(Figure data in JSON)
____
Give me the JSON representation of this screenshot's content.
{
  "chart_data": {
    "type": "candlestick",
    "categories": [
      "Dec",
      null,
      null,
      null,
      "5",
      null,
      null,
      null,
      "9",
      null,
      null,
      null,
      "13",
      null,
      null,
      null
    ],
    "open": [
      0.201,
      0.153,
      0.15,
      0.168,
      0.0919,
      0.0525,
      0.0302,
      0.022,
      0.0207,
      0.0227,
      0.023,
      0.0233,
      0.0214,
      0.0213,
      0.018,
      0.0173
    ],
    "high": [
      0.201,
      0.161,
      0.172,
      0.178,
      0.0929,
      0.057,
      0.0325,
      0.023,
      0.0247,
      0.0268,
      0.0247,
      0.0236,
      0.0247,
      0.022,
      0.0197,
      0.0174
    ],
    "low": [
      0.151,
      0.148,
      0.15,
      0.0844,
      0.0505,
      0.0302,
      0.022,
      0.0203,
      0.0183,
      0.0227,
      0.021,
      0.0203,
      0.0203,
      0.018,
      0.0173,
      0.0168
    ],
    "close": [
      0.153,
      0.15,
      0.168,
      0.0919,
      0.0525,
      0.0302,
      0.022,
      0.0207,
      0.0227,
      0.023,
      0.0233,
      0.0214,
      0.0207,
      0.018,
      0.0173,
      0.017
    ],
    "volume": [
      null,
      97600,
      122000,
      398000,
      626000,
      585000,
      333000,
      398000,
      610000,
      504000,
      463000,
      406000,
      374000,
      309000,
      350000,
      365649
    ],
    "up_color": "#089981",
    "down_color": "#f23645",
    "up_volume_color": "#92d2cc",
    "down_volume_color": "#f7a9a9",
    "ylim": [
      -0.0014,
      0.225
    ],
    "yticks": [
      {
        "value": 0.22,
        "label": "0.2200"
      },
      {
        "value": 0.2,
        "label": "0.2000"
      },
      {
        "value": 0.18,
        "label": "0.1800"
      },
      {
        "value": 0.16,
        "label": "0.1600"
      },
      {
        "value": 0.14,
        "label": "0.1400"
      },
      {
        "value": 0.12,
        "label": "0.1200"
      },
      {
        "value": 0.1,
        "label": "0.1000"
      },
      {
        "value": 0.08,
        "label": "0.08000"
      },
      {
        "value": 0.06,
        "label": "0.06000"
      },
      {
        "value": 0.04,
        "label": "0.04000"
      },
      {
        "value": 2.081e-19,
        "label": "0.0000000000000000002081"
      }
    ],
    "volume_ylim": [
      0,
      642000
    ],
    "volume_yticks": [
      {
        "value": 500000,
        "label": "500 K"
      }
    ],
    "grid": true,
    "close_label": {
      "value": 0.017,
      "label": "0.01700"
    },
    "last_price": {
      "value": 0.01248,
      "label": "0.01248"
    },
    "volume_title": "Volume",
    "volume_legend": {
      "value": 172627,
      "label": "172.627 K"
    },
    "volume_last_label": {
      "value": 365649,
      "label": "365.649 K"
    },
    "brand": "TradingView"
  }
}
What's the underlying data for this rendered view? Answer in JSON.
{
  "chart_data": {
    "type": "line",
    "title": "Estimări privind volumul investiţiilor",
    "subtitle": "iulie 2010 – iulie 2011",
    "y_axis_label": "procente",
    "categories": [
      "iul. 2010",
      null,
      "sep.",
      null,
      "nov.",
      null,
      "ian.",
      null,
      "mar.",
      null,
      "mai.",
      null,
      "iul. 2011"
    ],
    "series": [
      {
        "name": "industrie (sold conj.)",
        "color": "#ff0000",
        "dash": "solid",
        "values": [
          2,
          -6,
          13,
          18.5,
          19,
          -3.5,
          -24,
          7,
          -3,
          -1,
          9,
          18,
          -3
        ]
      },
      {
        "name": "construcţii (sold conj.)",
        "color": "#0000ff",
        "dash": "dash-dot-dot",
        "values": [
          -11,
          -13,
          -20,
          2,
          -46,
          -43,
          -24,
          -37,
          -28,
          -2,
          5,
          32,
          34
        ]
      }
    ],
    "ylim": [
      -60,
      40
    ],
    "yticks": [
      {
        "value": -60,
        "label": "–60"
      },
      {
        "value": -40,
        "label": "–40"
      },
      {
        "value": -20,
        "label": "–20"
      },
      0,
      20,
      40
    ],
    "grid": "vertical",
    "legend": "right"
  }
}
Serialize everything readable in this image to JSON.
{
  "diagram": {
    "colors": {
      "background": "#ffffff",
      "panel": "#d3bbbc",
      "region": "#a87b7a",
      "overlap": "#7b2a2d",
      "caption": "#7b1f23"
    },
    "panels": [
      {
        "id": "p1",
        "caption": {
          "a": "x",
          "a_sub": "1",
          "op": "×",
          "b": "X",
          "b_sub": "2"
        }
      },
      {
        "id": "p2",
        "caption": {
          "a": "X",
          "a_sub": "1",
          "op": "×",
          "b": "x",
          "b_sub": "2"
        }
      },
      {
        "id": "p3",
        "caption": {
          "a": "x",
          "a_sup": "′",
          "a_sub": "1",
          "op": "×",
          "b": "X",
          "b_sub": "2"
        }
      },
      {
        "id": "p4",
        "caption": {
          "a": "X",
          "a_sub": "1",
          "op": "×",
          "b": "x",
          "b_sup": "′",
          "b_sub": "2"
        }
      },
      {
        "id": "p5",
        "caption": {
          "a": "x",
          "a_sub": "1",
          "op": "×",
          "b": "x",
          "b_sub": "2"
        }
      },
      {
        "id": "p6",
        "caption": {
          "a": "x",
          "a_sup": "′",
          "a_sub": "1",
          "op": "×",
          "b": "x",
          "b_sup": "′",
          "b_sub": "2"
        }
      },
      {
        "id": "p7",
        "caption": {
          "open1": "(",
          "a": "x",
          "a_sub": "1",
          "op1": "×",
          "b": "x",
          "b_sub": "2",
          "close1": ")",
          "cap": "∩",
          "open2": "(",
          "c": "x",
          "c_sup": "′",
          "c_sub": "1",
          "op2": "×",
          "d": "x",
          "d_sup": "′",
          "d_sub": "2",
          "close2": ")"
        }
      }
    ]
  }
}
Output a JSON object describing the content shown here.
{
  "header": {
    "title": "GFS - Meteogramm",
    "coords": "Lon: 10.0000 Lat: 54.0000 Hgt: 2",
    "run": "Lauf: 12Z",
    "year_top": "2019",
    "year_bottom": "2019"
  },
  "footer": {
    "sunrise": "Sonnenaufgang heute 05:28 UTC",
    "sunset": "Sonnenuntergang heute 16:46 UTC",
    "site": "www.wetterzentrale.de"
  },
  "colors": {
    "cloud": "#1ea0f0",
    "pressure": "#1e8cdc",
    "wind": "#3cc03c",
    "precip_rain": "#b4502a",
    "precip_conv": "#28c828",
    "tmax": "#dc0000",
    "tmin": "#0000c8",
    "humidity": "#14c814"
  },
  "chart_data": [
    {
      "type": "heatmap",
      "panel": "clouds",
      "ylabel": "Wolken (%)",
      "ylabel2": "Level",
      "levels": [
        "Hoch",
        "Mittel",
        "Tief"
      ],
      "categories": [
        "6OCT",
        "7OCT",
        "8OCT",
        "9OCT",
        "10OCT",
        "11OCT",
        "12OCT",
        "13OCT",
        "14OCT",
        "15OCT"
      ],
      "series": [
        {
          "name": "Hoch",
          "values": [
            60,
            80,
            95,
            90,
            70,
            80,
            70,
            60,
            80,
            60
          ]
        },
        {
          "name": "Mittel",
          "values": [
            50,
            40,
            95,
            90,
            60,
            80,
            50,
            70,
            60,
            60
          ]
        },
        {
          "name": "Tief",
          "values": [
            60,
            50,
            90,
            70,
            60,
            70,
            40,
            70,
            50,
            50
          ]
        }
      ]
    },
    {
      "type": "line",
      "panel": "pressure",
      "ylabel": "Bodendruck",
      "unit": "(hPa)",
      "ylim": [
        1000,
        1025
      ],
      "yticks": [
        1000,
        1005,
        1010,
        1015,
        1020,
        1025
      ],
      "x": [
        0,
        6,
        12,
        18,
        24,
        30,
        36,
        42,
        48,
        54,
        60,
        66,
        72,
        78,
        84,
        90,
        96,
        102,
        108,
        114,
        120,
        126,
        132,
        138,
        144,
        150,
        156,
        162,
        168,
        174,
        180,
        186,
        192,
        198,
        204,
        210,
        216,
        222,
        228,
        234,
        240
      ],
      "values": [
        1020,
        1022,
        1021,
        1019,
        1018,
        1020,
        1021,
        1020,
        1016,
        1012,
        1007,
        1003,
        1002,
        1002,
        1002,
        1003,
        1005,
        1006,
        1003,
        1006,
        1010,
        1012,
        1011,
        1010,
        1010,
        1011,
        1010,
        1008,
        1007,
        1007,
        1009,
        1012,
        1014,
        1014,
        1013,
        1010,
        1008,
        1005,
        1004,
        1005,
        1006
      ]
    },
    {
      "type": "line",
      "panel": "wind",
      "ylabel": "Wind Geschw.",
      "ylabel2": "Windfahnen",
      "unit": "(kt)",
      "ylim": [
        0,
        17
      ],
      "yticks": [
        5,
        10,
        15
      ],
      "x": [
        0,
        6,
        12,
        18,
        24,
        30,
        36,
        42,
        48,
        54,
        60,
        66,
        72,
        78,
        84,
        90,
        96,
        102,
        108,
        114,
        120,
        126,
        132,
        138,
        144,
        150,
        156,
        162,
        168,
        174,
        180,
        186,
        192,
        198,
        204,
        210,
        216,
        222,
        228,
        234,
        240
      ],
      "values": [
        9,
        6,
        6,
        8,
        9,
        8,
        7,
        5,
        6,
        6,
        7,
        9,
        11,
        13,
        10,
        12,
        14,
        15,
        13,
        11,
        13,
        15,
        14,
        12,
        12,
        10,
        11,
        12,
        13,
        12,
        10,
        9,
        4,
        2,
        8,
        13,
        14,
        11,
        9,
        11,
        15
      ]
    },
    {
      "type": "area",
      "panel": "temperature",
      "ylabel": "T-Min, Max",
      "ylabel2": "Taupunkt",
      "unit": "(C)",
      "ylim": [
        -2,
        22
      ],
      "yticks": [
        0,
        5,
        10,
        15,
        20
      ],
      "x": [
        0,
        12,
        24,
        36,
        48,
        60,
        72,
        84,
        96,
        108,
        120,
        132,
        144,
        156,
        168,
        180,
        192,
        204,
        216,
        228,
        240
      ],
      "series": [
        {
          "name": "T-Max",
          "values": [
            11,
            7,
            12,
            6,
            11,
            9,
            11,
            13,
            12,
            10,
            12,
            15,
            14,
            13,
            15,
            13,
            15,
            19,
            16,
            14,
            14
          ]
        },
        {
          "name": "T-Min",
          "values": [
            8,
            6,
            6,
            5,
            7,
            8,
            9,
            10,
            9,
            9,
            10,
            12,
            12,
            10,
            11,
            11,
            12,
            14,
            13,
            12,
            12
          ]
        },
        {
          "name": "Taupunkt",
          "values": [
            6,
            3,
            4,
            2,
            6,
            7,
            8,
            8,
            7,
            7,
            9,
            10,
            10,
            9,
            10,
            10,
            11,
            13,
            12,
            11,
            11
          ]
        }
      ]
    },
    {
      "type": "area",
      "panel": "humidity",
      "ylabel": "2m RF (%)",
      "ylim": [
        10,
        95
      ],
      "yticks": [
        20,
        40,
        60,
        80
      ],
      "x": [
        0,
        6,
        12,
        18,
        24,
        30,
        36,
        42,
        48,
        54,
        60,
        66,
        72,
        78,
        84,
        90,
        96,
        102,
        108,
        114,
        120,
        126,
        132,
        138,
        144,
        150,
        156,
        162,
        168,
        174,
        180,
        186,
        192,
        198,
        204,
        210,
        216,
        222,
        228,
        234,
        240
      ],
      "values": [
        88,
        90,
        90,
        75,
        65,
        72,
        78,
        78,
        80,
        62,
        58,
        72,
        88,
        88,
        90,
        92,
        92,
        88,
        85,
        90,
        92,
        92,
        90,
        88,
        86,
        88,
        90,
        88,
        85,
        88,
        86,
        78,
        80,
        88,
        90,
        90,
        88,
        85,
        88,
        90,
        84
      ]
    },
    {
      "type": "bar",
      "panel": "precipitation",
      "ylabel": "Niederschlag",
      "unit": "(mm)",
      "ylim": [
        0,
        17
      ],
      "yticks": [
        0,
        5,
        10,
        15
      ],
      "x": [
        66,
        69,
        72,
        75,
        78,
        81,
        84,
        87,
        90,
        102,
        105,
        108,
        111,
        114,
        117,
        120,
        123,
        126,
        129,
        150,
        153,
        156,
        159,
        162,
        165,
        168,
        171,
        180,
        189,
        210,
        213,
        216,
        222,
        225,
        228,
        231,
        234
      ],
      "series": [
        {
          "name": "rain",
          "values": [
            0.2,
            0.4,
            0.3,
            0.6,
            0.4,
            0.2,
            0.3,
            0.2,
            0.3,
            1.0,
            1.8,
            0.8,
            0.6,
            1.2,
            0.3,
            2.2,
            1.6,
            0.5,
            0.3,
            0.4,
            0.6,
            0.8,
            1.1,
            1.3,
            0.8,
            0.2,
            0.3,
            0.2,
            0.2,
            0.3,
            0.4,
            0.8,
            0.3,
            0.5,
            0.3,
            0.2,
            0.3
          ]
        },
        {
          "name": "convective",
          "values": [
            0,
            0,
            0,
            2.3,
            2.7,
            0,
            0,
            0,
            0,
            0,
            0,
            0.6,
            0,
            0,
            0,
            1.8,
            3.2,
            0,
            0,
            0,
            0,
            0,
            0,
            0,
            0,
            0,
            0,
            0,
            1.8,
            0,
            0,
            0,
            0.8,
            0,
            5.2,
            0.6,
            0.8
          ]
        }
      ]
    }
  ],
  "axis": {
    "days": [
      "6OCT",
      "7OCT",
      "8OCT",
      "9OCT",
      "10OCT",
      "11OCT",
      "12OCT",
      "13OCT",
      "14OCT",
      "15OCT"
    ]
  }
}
____
Scan the material above. Copy each line that holds the word "sold".

§ Task result
        "name": "industrie (sold conj.)",
        "name": "construcţii (sold conj.)",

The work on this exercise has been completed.